# Rows:
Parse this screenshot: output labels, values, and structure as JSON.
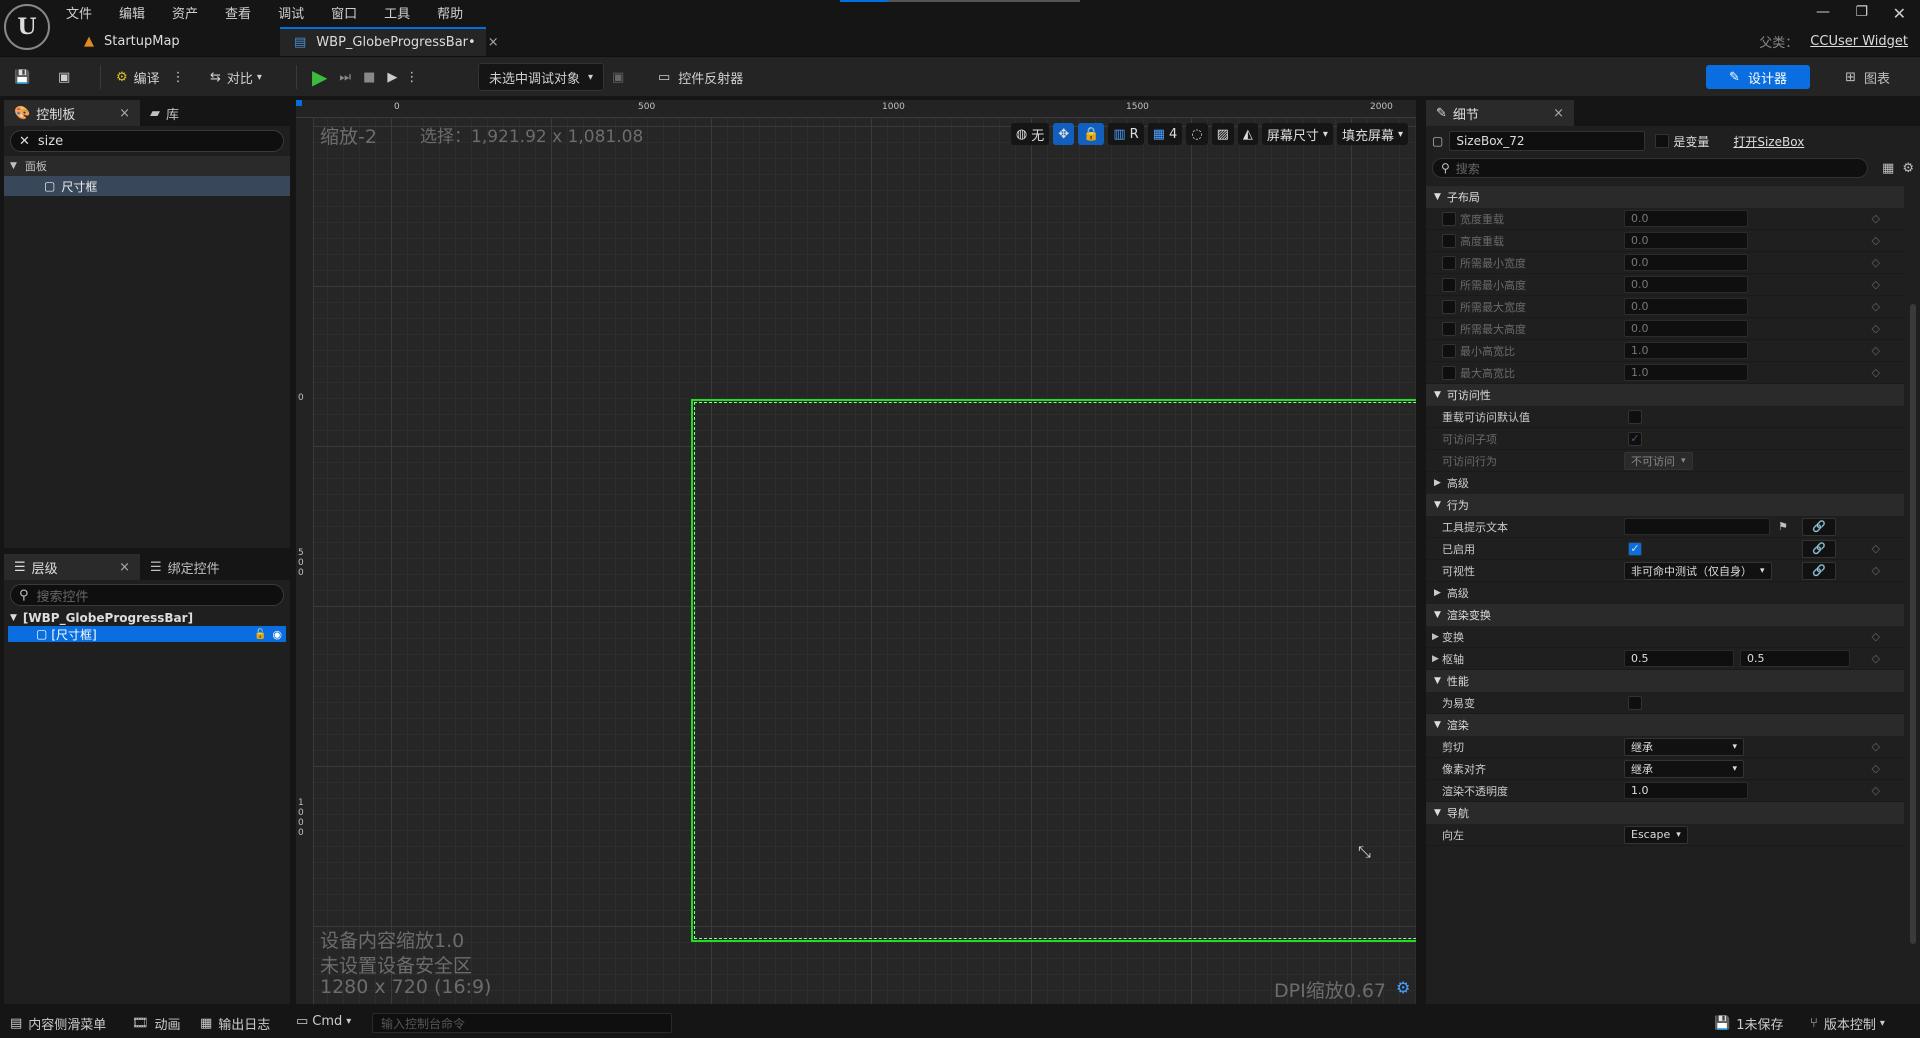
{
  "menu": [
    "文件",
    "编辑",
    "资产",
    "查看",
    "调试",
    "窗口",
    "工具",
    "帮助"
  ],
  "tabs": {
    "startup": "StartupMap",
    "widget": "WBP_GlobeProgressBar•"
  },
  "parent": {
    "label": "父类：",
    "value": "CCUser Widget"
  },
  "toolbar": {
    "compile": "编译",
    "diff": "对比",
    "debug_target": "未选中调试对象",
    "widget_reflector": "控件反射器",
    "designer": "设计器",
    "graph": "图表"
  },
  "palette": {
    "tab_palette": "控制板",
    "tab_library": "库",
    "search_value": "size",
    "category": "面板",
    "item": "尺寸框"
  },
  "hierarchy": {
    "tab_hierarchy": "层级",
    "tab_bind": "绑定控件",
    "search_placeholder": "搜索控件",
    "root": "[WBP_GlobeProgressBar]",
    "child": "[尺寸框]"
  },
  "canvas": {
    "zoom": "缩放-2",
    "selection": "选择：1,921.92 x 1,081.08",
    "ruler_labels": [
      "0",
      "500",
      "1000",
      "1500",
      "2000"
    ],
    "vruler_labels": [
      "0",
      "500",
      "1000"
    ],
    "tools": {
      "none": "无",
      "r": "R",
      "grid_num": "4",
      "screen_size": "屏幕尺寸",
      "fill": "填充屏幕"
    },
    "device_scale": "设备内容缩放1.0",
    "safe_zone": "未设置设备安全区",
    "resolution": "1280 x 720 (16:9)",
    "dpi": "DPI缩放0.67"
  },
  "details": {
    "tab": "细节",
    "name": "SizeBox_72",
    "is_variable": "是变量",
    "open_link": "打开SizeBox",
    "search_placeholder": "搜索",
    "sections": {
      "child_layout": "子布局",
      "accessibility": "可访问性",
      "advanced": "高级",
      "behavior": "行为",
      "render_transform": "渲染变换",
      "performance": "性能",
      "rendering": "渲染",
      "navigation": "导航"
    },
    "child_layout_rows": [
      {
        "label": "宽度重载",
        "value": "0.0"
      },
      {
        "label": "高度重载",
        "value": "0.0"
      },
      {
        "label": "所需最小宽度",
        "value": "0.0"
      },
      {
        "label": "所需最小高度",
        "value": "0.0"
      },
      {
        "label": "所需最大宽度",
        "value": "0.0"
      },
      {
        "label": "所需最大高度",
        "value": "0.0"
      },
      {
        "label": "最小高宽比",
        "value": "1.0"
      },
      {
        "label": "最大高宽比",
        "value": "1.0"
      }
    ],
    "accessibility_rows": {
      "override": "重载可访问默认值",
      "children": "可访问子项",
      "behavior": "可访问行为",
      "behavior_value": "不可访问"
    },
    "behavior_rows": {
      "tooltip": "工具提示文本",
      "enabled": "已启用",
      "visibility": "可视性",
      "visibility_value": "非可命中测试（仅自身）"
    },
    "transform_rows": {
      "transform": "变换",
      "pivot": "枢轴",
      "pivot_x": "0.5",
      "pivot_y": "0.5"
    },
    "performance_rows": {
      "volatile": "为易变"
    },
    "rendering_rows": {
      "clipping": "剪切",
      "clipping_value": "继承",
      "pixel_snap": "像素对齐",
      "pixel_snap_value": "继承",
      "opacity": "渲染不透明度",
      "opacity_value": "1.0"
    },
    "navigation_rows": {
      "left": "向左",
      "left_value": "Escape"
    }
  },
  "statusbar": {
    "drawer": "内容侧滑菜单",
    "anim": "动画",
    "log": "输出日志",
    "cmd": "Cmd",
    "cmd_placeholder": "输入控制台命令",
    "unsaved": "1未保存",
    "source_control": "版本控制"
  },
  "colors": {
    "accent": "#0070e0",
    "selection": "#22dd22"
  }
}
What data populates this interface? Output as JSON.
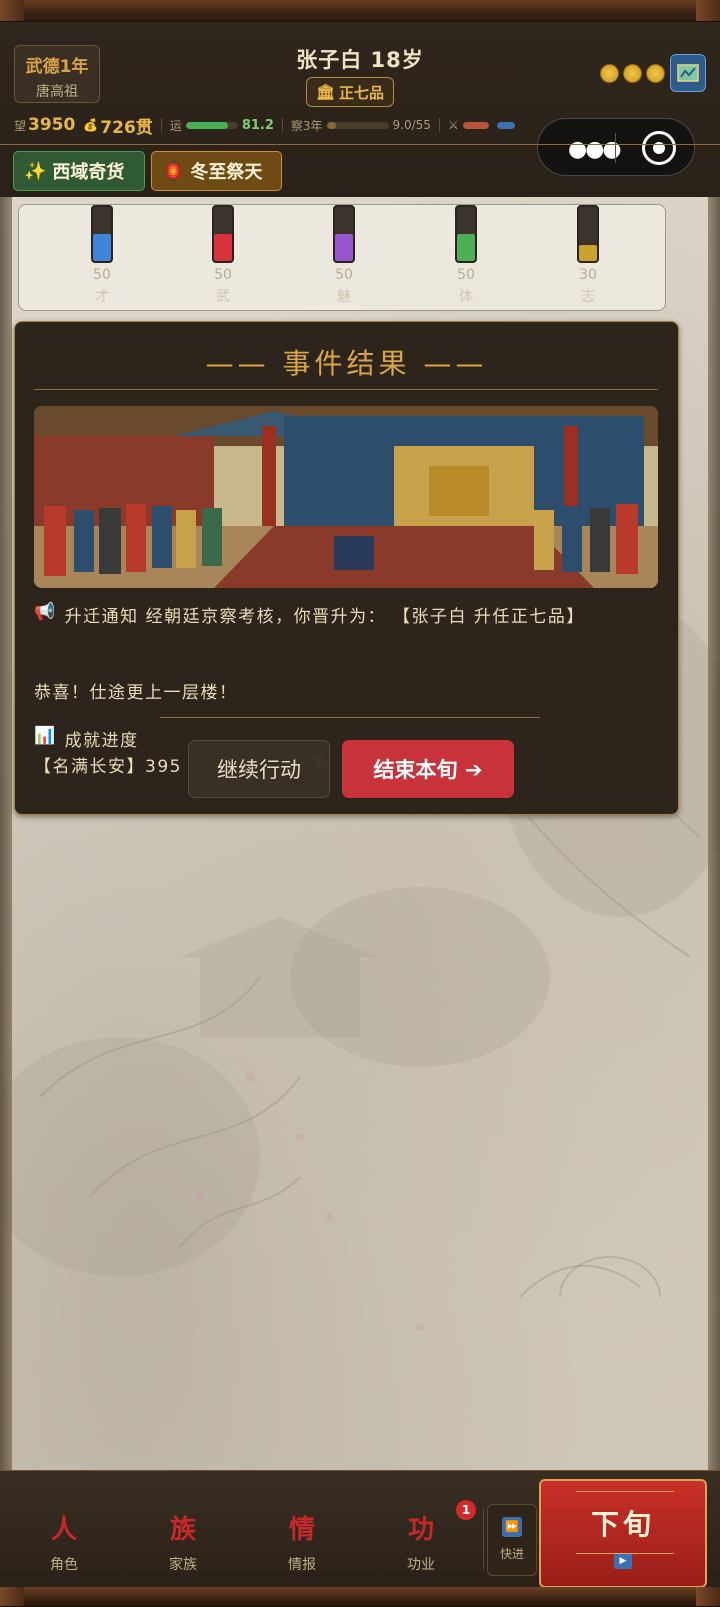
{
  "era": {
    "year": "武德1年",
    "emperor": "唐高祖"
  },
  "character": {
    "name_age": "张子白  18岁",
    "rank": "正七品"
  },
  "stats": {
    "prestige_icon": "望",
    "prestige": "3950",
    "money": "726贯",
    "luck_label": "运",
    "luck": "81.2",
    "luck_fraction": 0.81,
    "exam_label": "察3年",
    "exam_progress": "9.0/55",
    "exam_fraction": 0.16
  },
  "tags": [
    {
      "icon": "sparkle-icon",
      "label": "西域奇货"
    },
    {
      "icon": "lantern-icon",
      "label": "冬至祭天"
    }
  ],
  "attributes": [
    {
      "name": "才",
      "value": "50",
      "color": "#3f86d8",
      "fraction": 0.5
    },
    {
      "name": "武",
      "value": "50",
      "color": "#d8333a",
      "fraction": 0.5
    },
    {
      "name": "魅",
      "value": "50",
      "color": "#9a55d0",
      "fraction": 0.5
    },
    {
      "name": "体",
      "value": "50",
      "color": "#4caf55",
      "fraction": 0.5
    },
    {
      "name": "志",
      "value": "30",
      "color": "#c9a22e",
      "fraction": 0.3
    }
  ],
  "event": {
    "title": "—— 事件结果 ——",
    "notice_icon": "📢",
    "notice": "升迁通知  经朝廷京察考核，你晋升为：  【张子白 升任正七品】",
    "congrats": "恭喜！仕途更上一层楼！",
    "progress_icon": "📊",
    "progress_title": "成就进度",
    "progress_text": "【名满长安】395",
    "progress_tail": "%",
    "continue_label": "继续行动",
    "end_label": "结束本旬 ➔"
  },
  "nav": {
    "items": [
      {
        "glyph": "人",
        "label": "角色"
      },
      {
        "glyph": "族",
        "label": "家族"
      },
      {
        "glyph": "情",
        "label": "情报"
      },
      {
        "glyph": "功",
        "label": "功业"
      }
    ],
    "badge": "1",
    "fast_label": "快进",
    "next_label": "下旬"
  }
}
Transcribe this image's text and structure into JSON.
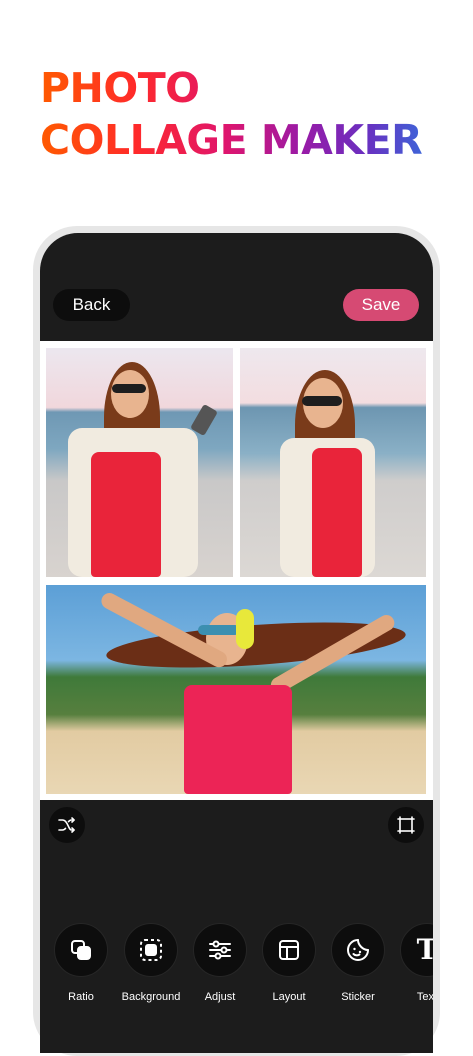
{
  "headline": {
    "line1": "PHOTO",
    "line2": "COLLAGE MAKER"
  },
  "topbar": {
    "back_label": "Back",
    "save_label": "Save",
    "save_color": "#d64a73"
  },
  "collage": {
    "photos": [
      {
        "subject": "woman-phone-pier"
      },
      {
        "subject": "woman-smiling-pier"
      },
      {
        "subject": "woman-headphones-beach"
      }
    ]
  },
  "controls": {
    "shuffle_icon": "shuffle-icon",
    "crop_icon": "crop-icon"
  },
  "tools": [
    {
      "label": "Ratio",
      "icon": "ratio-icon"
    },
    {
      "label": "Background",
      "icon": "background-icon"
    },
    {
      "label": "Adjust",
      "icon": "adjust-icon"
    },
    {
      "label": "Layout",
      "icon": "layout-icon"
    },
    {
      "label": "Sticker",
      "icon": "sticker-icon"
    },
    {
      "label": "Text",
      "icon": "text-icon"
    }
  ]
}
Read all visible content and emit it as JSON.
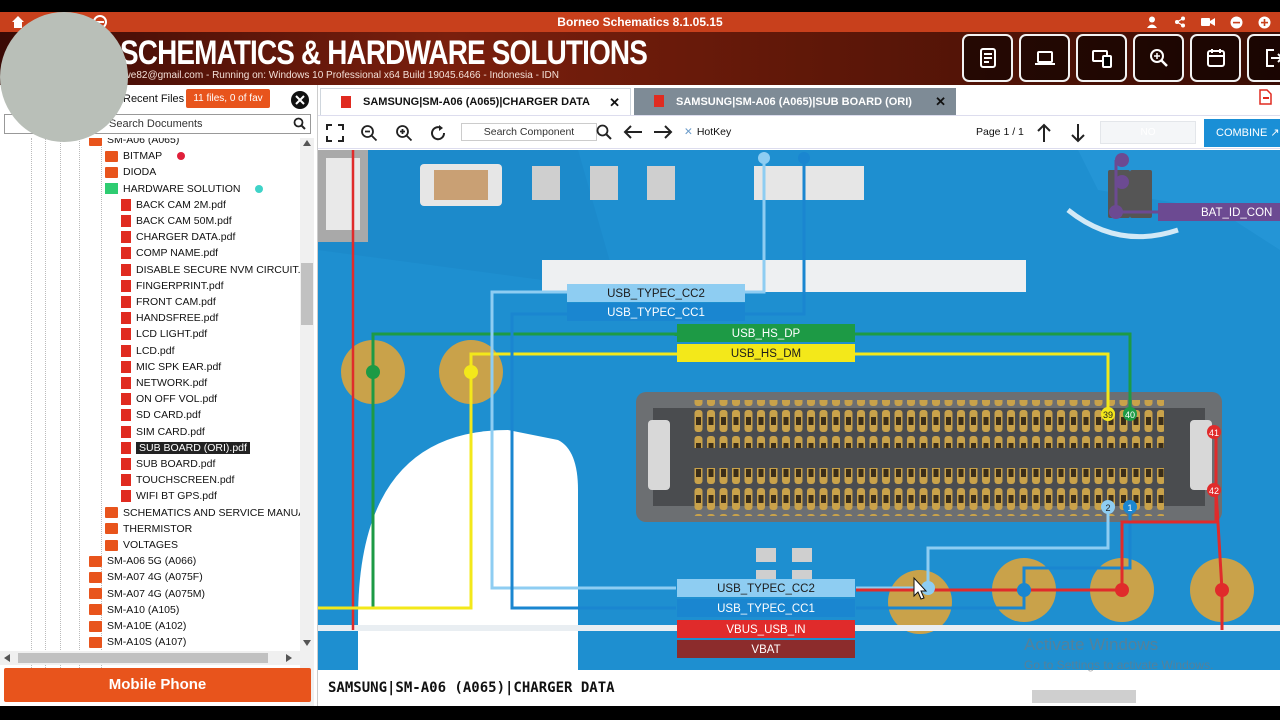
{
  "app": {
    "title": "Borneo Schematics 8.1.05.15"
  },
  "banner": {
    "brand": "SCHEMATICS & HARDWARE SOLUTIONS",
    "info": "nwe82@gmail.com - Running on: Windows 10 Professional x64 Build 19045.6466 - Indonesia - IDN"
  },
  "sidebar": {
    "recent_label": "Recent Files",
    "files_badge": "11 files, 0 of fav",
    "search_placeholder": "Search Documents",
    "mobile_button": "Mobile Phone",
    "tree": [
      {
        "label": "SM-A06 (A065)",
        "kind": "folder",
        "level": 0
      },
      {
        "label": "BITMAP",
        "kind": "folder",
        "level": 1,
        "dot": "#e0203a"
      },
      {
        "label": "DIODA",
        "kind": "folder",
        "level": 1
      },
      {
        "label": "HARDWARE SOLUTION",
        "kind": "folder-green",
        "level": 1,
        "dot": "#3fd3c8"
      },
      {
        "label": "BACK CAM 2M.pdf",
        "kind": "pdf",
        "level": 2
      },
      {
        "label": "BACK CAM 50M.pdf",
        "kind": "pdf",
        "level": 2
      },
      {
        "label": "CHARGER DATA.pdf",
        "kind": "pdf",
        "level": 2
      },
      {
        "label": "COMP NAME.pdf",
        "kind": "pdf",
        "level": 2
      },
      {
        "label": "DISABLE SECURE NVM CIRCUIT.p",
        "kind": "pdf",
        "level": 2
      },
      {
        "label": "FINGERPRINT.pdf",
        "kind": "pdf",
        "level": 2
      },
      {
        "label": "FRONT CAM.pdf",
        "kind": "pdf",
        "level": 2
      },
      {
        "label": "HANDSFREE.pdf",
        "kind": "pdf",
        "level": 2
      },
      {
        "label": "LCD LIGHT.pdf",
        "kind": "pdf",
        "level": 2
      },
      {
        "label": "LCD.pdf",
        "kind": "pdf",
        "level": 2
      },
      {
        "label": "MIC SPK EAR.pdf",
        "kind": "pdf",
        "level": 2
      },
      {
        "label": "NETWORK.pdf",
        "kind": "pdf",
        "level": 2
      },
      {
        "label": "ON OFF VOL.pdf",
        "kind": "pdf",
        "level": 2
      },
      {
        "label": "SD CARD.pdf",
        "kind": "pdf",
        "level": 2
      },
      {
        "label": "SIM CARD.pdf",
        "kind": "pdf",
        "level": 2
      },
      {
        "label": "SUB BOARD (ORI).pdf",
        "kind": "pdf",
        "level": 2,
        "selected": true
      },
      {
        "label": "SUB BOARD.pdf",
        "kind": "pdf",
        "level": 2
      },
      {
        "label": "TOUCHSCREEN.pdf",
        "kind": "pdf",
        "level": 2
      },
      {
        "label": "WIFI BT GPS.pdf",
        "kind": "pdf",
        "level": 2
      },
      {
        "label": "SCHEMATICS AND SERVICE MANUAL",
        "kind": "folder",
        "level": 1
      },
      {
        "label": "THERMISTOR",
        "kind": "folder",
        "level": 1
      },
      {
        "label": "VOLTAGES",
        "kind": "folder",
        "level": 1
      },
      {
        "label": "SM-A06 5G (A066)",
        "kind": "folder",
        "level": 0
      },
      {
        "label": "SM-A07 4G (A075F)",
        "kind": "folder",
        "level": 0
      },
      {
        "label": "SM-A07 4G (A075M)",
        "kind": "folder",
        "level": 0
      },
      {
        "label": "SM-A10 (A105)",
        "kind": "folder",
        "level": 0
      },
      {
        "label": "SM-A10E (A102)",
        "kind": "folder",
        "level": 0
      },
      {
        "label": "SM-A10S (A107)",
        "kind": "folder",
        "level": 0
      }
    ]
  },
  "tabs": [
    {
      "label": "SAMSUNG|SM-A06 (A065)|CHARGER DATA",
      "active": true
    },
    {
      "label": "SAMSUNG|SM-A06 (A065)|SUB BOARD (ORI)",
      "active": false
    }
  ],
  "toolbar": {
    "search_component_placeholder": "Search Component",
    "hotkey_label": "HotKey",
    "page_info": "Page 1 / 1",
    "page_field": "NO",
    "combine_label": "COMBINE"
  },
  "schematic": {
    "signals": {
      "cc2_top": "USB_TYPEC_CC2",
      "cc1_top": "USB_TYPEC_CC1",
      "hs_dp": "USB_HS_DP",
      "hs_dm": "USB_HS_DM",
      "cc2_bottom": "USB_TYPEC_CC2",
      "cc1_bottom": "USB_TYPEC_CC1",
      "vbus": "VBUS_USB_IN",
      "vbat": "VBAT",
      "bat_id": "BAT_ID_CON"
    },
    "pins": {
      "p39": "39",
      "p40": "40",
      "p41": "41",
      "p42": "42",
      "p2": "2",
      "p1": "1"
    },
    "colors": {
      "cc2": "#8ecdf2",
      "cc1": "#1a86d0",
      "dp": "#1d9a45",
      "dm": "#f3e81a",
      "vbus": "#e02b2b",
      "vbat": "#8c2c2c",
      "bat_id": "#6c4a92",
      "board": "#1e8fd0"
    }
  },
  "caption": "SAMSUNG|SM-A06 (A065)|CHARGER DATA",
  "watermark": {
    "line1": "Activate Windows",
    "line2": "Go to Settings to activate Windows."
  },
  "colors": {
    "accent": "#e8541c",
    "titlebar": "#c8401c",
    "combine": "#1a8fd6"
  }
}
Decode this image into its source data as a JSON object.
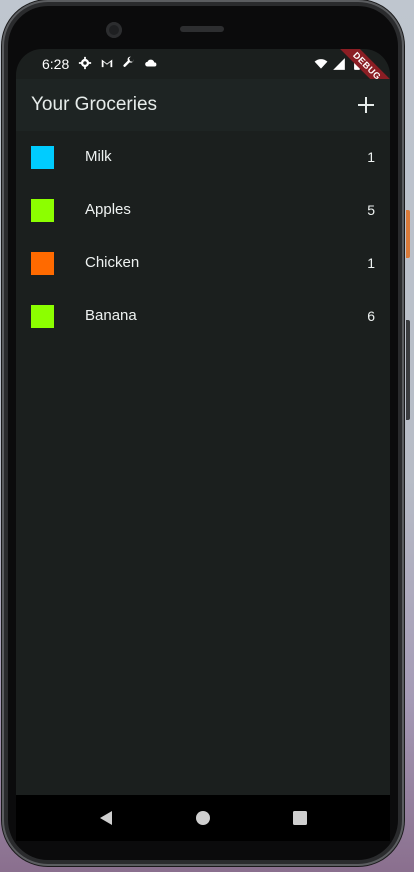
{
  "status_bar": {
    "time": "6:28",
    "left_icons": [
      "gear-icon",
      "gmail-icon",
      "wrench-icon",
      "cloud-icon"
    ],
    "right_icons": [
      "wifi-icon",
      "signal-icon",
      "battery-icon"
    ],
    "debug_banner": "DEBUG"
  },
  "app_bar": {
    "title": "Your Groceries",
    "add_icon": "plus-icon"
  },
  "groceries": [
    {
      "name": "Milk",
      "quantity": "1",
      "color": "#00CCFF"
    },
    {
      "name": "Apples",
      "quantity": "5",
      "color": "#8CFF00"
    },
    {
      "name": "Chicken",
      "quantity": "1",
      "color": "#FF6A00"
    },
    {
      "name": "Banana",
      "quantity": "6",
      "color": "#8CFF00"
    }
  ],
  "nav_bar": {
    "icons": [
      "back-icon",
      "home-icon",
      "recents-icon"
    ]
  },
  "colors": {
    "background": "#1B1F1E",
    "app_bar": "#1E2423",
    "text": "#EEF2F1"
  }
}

# Aim of the task:
Look through the data above. Find each line with the string "Windows" and copy it.

# Answer for the task:
    "info": "nwe82@gmail.com - Running on: Windows 10 Professional x64 Build 19045.6466 - Indonesia - IDN"
    "line1": "Activate Windows",
    "line2": "Go to Settings to activate Windows."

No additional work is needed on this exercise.